— The problem —
Scan the listing below for the word "documentación" and state how many lines hold it. Write nothing but the number.

— Raw records —

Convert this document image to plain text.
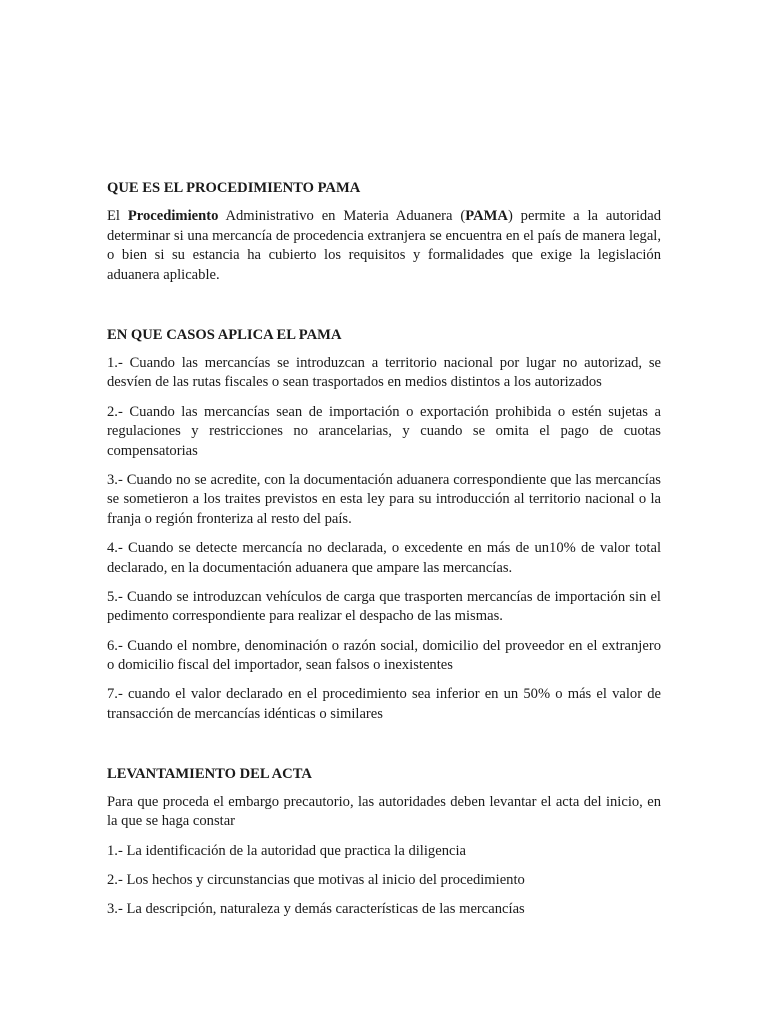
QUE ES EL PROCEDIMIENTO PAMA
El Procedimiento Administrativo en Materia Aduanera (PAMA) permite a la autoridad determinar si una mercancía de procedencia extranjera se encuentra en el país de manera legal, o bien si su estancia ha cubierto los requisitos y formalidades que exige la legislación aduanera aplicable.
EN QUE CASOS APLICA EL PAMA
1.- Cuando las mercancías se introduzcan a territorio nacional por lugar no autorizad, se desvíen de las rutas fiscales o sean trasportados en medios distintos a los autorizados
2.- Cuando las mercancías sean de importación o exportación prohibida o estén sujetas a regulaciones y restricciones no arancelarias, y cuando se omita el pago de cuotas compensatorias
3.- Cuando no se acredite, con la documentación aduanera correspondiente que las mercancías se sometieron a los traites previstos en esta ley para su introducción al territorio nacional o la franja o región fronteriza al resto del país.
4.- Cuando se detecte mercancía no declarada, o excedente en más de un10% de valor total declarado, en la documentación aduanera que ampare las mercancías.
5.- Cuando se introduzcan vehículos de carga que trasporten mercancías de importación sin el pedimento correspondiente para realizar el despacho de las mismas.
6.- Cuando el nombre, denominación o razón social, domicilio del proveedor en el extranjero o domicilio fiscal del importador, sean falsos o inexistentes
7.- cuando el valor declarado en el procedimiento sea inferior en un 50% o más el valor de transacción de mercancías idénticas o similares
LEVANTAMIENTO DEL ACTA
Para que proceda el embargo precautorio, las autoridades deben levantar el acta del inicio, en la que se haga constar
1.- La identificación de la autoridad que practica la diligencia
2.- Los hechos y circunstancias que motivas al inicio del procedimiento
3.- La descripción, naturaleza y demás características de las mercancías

— Completed task —
2